## Written exercise:
Give the listing again exactly, omitting its images.

[Recorded data]
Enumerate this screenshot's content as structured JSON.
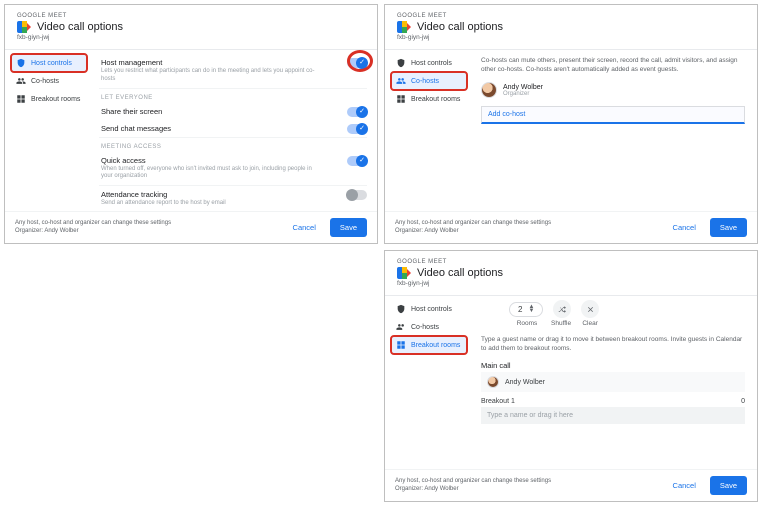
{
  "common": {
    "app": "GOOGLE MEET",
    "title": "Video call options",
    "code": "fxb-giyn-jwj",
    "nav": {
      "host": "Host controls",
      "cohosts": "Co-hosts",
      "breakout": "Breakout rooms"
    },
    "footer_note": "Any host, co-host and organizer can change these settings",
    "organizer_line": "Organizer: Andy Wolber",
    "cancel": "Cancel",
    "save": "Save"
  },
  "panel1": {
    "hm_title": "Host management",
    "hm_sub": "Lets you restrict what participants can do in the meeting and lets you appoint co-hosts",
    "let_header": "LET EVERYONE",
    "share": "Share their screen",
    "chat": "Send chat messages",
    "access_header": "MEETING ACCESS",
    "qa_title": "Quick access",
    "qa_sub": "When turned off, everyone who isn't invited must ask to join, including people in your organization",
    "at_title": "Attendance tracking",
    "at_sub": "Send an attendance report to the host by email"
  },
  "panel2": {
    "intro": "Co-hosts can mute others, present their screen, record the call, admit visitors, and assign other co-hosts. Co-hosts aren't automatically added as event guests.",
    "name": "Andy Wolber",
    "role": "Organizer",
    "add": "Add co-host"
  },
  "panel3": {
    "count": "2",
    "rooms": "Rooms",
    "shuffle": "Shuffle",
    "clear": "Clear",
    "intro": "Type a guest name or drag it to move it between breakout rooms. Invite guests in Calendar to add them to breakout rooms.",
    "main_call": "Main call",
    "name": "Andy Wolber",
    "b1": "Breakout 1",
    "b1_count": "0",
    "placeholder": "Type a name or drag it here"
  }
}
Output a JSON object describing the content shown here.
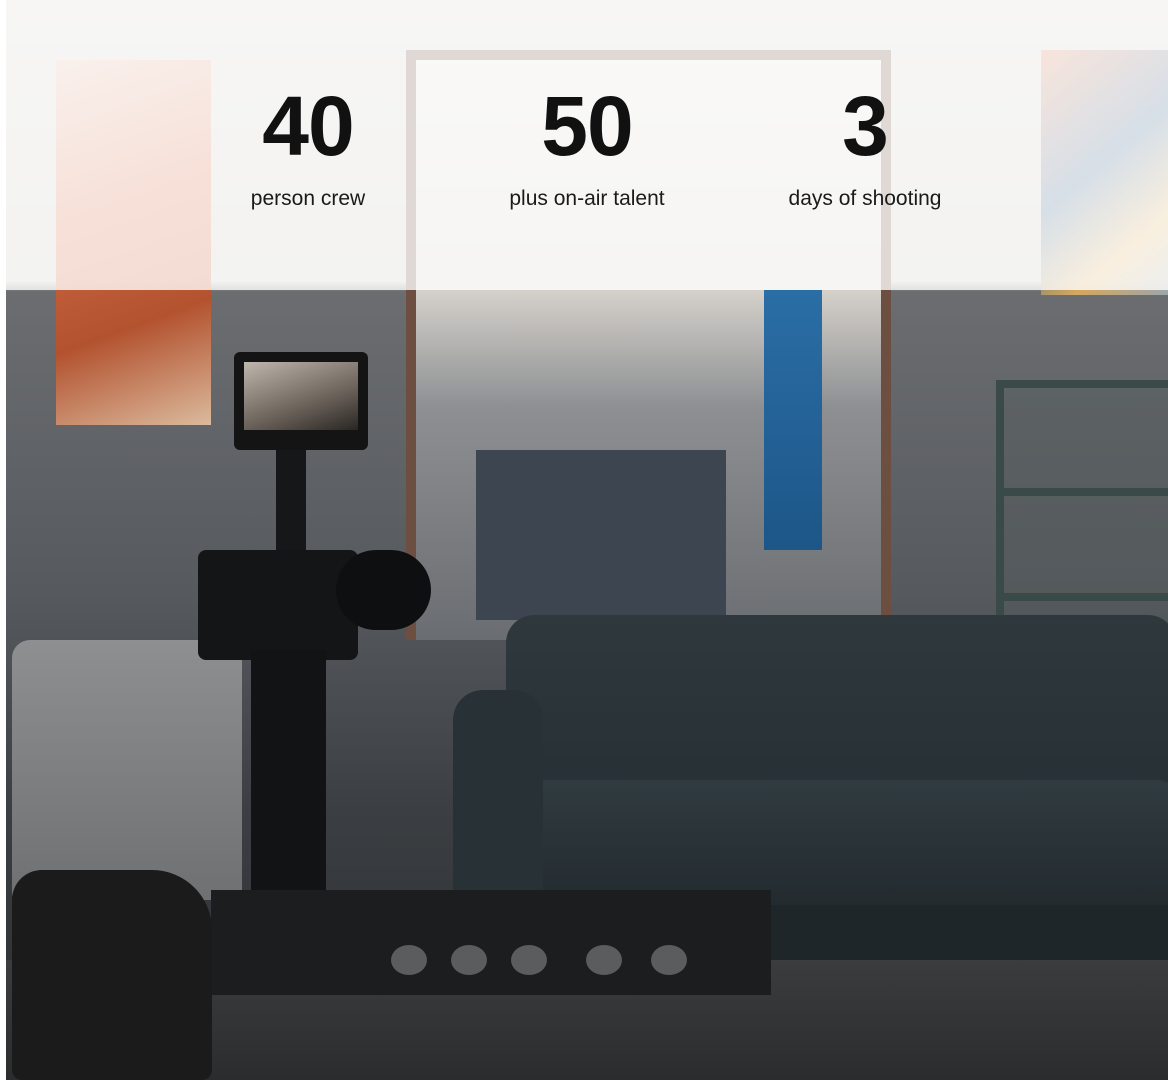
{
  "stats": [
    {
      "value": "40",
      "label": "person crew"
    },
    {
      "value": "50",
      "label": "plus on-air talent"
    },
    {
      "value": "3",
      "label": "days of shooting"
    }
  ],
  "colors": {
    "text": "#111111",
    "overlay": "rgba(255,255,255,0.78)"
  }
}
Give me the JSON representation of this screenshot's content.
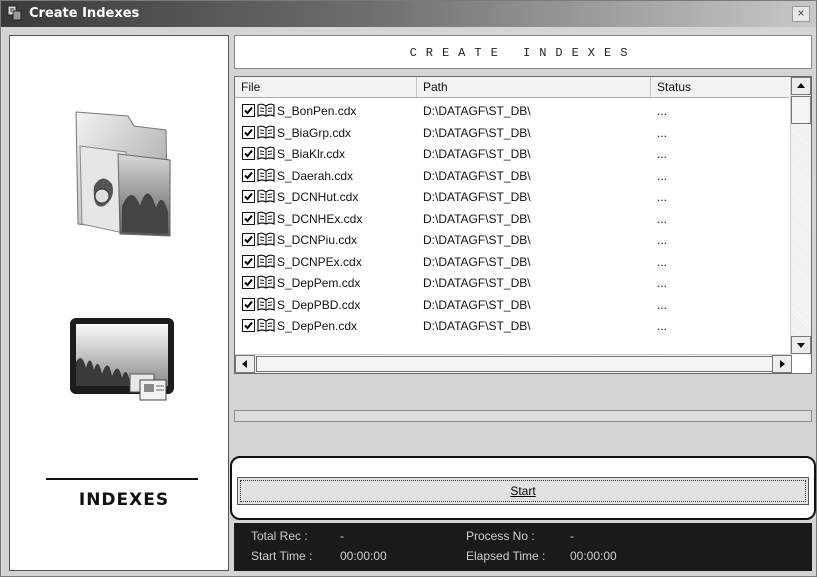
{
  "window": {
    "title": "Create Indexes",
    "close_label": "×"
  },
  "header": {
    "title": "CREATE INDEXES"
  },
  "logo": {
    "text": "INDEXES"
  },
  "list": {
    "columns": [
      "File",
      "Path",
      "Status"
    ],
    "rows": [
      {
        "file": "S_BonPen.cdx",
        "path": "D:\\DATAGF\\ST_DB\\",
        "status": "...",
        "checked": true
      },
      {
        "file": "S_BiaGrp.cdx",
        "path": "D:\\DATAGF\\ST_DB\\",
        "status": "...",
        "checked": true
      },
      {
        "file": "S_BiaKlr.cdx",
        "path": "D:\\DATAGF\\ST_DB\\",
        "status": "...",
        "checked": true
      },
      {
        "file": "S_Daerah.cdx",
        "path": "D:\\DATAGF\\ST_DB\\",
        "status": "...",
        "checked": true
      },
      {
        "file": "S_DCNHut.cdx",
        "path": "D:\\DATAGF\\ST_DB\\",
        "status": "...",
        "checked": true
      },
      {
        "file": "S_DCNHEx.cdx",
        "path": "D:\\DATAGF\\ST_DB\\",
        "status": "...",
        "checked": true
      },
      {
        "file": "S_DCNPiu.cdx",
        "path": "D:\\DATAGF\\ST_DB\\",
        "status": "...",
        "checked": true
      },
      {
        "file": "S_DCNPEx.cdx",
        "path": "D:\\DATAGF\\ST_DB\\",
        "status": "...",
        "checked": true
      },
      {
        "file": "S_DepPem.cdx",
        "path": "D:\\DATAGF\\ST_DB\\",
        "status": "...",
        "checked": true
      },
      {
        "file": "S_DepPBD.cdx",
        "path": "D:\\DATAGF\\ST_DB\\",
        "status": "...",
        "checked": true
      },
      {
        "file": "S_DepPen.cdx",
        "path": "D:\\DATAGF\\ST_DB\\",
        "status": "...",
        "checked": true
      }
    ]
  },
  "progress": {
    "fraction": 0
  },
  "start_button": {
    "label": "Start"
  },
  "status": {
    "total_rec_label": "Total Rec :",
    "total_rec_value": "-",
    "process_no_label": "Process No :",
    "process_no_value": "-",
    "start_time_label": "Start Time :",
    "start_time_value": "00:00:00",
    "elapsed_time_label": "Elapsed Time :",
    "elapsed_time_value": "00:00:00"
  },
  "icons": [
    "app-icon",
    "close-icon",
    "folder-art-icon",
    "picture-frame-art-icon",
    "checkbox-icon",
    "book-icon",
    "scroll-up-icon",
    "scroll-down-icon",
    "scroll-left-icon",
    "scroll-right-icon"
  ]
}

## Result of the exercise:
Enumerate this screenshot's content as structured JSON.
{
  "common": {
    "app": "GOOGLE MEET",
    "title": "Video call options",
    "code": "fxb-giyn-jwj",
    "nav": {
      "host": "Host controls",
      "cohosts": "Co-hosts",
      "breakout": "Breakout rooms"
    },
    "footer_note": "Any host, co-host and organizer can change these settings",
    "organizer_line": "Organizer: Andy Wolber",
    "cancel": "Cancel",
    "save": "Save"
  },
  "panel1": {
    "hm_title": "Host management",
    "hm_sub": "Lets you restrict what participants can do in the meeting and lets you appoint co-hosts",
    "let_header": "LET EVERYONE",
    "share": "Share their screen",
    "chat": "Send chat messages",
    "access_header": "MEETING ACCESS",
    "qa_title": "Quick access",
    "qa_sub": "When turned off, everyone who isn't invited must ask to join, including people in your organization",
    "at_title": "Attendance tracking",
    "at_sub": "Send an attendance report to the host by email"
  },
  "panel2": {
    "intro": "Co-hosts can mute others, present their screen, record the call, admit visitors, and assign other co-hosts. Co-hosts aren't automatically added as event guests.",
    "name": "Andy Wolber",
    "role": "Organizer",
    "add": "Add co-host"
  },
  "panel3": {
    "count": "2",
    "rooms": "Rooms",
    "shuffle": "Shuffle",
    "clear": "Clear",
    "intro": "Type a guest name or drag it to move it between breakout rooms. Invite guests in Calendar to add them to breakout rooms.",
    "main_call": "Main call",
    "name": "Andy Wolber",
    "b1": "Breakout 1",
    "b1_count": "0",
    "placeholder": "Type a name or drag it here"
  }
}
Output a JSON object describing the content shown here.
{
  "stats": [
    {
      "value": "40",
      "label": "person crew"
    },
    {
      "value": "50",
      "label": "plus on-air talent"
    },
    {
      "value": "3",
      "label": "days of shooting"
    }
  ],
  "colors": {
    "text": "#111111",
    "overlay": "rgba(255,255,255,0.78)"
  }
}
Give me the JSON representation of this screenshot's content.
{
  "window": {
    "title": "Create Indexes",
    "close_label": "×"
  },
  "header": {
    "title": "CREATE INDEXES"
  },
  "logo": {
    "text": "INDEXES"
  },
  "list": {
    "columns": [
      "File",
      "Path",
      "Status"
    ],
    "rows": [
      {
        "file": "S_BonPen.cdx",
        "path": "D:\\DATAGF\\ST_DB\\",
        "status": "...",
        "checked": true
      },
      {
        "file": "S_BiaGrp.cdx",
        "path": "D:\\DATAGF\\ST_DB\\",
        "status": "...",
        "checked": true
      },
      {
        "file": "S_BiaKlr.cdx",
        "path": "D:\\DATAGF\\ST_DB\\",
        "status": "...",
        "checked": true
      },
      {
        "file": "S_Daerah.cdx",
        "path": "D:\\DATAGF\\ST_DB\\",
        "status": "...",
        "checked": true
      },
      {
        "file": "S_DCNHut.cdx",
        "path": "D:\\DATAGF\\ST_DB\\",
        "status": "...",
        "checked": true
      },
      {
        "file": "S_DCNHEx.cdx",
        "path": "D:\\DATAGF\\ST_DB\\",
        "status": "...",
        "checked": true
      },
      {
        "file": "S_DCNPiu.cdx",
        "path": "D:\\DATAGF\\ST_DB\\",
        "status": "...",
        "checked": true
      },
      {
        "file": "S_DCNPEx.cdx",
        "path": "D:\\DATAGF\\ST_DB\\",
        "status": "...",
        "checked": true
      },
      {
        "file": "S_DepPem.cdx",
        "path": "D:\\DATAGF\\ST_DB\\",
        "status": "...",
        "checked": true
      },
      {
        "file": "S_DepPBD.cdx",
        "path": "D:\\DATAGF\\ST_DB\\",
        "status": "...",
        "checked": true
      },
      {
        "file": "S_DepPen.cdx",
        "path": "D:\\DATAGF\\ST_DB\\",
        "status": "...",
        "checked": true
      }
    ]
  },
  "progress": {
    "fraction": 0
  },
  "start_button": {
    "label": "Start"
  },
  "status": {
    "total_rec_label": "Total Rec :",
    "total_rec_value": "-",
    "process_no_label": "Process No :",
    "process_no_value": "-",
    "start_time_label": "Start Time :",
    "start_time_value": "00:00:00",
    "elapsed_time_label": "Elapsed Time :",
    "elapsed_time_value": "00:00:00"
  },
  "icons": [
    "app-icon",
    "close-icon",
    "folder-art-icon",
    "picture-frame-art-icon",
    "checkbox-icon",
    "book-icon",
    "scroll-up-icon",
    "scroll-down-icon",
    "scroll-left-icon",
    "scroll-right-icon"
  ]
}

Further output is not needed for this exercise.